### SHORT TASK
Find "Output a JSON" in the records that follow; print that line and each subsequent line through the last one, verbatim and with nothing added.

===

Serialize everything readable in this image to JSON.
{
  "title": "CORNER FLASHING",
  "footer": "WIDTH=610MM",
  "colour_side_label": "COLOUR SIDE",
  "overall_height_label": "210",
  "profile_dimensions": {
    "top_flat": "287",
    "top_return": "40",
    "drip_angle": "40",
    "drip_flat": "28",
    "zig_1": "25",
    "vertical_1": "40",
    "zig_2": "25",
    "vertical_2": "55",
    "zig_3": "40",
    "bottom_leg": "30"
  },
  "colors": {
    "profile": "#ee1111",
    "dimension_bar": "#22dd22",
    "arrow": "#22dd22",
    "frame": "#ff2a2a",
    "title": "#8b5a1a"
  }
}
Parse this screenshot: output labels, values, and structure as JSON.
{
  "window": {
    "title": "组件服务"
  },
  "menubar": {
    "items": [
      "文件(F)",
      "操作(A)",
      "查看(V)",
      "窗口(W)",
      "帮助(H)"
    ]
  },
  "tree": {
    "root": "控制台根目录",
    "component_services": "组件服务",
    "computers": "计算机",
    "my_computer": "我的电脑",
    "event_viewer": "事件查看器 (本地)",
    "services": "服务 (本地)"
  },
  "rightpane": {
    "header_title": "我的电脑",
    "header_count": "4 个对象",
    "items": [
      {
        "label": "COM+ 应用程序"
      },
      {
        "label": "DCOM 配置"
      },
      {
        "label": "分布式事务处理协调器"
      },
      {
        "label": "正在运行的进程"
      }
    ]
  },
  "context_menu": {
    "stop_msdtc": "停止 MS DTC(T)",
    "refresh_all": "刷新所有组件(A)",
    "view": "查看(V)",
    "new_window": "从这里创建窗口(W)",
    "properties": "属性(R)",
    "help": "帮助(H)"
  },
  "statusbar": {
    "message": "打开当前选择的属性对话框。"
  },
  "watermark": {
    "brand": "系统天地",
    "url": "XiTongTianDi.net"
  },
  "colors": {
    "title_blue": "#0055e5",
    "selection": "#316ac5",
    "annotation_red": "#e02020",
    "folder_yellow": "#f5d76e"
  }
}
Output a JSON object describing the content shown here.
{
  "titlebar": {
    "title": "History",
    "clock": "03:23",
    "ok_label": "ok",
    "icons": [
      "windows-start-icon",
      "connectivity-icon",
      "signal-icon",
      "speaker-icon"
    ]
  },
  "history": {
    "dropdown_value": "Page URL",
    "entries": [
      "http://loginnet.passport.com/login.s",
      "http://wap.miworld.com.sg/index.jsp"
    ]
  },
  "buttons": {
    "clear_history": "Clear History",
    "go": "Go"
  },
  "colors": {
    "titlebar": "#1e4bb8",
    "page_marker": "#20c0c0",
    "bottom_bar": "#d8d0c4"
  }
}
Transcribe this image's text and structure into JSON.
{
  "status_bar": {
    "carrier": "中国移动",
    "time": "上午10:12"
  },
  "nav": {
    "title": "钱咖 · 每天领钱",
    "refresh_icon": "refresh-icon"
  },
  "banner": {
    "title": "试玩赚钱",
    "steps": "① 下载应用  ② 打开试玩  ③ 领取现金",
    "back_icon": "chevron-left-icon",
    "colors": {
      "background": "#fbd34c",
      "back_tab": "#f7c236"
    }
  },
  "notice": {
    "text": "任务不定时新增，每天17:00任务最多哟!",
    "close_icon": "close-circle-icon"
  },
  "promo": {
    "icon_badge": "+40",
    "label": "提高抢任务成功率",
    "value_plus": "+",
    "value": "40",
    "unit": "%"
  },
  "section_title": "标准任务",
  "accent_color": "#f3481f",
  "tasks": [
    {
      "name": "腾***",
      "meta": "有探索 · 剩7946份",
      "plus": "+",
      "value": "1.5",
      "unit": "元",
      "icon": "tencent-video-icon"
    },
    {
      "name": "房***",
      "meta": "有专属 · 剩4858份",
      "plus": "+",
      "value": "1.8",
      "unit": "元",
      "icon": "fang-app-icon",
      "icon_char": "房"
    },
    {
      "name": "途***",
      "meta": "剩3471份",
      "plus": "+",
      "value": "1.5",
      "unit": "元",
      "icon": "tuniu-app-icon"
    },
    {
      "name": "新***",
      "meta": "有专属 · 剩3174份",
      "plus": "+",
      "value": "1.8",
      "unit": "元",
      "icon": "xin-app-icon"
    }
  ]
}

===

### THE OUTPUT
Output a JSON object describing the content shown here.
{
  "titlebar": {
    "title": "History",
    "clock": "03:23",
    "ok_label": "ok",
    "icons": [
      "windows-start-icon",
      "connectivity-icon",
      "signal-icon",
      "speaker-icon"
    ]
  },
  "history": {
    "dropdown_value": "Page URL",
    "entries": [
      "http://loginnet.passport.com/login.s",
      "http://wap.miworld.com.sg/index.jsp"
    ]
  },
  "buttons": {
    "clear_history": "Clear History",
    "go": "Go"
  },
  "colors": {
    "titlebar": "#1e4bb8",
    "page_marker": "#20c0c0",
    "bottom_bar": "#d8d0c4"
  }
}
Transcribe this image's text and structure into JSON.
{
  "status_bar": {
    "carrier": "中国移动",
    "time": "上午10:12"
  },
  "nav": {
    "title": "钱咖 · 每天领钱",
    "refresh_icon": "refresh-icon"
  },
  "banner": {
    "title": "试玩赚钱",
    "steps": "① 下载应用  ② 打开试玩  ③ 领取现金",
    "back_icon": "chevron-left-icon",
    "colors": {
      "background": "#fbd34c",
      "back_tab": "#f7c236"
    }
  },
  "notice": {
    "text": "任务不定时新增，每天17:00任务最多哟!",
    "close_icon": "close-circle-icon"
  },
  "promo": {
    "icon_badge": "+40",
    "label": "提高抢任务成功率",
    "value_plus": "+",
    "value": "40",
    "unit": "%"
  },
  "section_title": "标准任务",
  "accent_color": "#f3481f",
  "tasks": [
    {
      "name": "腾***",
      "meta": "有探索 · 剩7946份",
      "plus": "+",
      "value": "1.5",
      "unit": "元",
      "icon": "tencent-video-icon"
    },
    {
      "name": "房***",
      "meta": "有专属 · 剩4858份",
      "plus": "+",
      "value": "1.8",
      "unit": "元",
      "icon": "fang-app-icon",
      "icon_char": "房"
    },
    {
      "name": "途***",
      "meta": "剩3471份",
      "plus": "+",
      "value": "1.5",
      "unit": "元",
      "icon": "tuniu-app-icon"
    },
    {
      "name": "新***",
      "meta": "有专属 · 剩3174份",
      "plus": "+",
      "value": "1.8",
      "unit": "元",
      "icon": "xin-app-icon"
    }
  ]
}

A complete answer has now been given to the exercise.